SOURCE RECORDS
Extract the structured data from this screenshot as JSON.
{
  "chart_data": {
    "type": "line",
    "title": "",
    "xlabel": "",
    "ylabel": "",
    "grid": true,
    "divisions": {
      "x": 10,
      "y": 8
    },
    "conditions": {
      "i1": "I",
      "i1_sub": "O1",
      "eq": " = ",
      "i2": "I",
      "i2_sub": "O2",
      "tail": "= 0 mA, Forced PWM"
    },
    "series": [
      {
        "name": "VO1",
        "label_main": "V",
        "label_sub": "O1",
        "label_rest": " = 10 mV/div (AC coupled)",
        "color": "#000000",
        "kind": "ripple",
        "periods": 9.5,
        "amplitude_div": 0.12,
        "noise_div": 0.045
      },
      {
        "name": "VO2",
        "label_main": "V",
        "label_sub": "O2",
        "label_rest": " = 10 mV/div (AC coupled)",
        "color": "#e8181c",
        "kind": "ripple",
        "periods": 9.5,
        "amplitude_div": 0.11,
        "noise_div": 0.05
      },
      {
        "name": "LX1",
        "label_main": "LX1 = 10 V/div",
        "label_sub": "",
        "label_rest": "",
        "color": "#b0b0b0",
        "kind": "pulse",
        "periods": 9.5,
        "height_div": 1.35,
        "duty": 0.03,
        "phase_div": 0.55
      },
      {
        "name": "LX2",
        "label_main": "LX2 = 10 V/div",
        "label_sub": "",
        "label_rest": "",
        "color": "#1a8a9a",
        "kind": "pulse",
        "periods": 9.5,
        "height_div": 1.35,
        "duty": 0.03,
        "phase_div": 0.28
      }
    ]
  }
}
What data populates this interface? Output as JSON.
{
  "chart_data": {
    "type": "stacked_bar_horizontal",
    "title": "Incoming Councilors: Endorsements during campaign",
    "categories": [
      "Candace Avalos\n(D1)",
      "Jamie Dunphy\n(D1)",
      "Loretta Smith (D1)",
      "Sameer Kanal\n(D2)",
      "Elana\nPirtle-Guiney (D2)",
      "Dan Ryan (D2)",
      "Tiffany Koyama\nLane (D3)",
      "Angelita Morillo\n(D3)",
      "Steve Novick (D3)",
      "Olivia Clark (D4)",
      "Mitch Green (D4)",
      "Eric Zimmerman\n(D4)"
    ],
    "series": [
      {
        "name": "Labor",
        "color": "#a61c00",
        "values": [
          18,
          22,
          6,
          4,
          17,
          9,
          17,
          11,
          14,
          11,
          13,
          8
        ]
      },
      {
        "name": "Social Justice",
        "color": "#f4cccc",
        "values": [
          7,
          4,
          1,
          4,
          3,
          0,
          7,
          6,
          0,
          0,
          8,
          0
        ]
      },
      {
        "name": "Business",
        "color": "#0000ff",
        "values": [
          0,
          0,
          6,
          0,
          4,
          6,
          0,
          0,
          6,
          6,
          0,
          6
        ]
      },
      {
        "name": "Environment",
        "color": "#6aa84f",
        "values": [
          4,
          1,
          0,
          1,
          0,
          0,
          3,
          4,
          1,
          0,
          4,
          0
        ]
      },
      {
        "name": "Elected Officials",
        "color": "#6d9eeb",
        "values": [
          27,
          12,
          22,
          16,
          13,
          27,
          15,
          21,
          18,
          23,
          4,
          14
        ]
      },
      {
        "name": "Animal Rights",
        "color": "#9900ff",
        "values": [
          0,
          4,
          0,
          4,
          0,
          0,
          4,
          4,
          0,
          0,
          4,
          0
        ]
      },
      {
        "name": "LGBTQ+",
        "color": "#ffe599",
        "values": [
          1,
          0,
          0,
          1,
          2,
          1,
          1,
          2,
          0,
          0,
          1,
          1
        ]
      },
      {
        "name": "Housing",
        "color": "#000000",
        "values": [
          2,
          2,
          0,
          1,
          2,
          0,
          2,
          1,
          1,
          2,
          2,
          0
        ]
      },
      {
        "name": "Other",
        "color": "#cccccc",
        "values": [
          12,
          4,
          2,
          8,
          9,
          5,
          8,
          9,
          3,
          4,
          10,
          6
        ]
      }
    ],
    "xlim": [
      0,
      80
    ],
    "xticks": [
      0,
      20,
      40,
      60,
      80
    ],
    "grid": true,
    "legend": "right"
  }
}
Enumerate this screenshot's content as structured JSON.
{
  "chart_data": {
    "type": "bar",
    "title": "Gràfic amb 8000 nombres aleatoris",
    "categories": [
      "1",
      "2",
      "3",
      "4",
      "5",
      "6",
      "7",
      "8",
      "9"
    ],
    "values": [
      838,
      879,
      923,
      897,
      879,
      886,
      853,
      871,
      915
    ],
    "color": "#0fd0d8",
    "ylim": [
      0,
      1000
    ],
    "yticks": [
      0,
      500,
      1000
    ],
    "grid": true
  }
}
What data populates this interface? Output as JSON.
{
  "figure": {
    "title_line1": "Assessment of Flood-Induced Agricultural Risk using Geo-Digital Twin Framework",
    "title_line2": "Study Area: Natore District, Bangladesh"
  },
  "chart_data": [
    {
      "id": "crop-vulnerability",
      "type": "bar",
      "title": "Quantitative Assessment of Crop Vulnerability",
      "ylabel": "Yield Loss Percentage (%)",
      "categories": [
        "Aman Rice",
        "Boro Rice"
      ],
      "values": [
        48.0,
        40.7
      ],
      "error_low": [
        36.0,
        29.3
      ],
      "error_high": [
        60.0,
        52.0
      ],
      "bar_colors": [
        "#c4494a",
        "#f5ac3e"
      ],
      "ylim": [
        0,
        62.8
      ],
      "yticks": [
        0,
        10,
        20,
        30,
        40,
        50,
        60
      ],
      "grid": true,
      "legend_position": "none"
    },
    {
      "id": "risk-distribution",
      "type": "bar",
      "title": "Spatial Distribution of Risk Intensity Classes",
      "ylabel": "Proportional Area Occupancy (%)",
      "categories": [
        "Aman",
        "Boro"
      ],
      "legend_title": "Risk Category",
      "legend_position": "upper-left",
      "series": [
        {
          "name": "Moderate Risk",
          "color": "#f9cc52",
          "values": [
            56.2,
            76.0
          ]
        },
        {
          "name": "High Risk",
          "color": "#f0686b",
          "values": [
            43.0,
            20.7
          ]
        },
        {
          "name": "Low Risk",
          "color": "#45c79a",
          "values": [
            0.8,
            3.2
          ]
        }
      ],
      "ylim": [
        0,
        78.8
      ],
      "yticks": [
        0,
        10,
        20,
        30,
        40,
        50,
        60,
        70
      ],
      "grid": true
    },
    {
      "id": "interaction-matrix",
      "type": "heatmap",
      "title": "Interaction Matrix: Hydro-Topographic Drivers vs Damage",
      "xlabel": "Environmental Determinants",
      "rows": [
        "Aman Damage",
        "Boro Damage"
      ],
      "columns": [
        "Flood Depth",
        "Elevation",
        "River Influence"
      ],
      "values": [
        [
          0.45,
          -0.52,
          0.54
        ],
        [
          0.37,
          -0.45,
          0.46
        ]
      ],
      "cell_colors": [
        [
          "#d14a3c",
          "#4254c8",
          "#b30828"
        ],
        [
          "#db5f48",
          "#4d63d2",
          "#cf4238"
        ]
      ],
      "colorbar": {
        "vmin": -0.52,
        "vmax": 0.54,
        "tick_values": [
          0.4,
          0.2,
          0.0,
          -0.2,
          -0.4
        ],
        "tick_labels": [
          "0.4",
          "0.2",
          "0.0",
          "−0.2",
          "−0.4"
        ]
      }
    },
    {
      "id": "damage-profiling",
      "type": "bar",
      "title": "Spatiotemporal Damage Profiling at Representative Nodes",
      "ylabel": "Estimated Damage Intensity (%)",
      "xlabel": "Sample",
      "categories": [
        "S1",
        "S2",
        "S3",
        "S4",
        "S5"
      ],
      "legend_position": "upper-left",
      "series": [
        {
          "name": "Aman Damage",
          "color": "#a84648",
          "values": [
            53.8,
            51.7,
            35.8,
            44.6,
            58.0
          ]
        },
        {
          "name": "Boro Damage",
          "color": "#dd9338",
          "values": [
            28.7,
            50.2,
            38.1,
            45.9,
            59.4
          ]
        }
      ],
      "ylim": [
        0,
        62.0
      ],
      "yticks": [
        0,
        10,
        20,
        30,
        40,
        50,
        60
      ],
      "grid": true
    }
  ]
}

DESCRIPTION OF THE TASK
Check each line of the entries above for the word "Intensity". List the ones that have it.

TASK ANSWER
      "title": "Spatial Distribution of Risk Intensity Classes",
      "ylabel": "Estimated Damage Intensity (%)",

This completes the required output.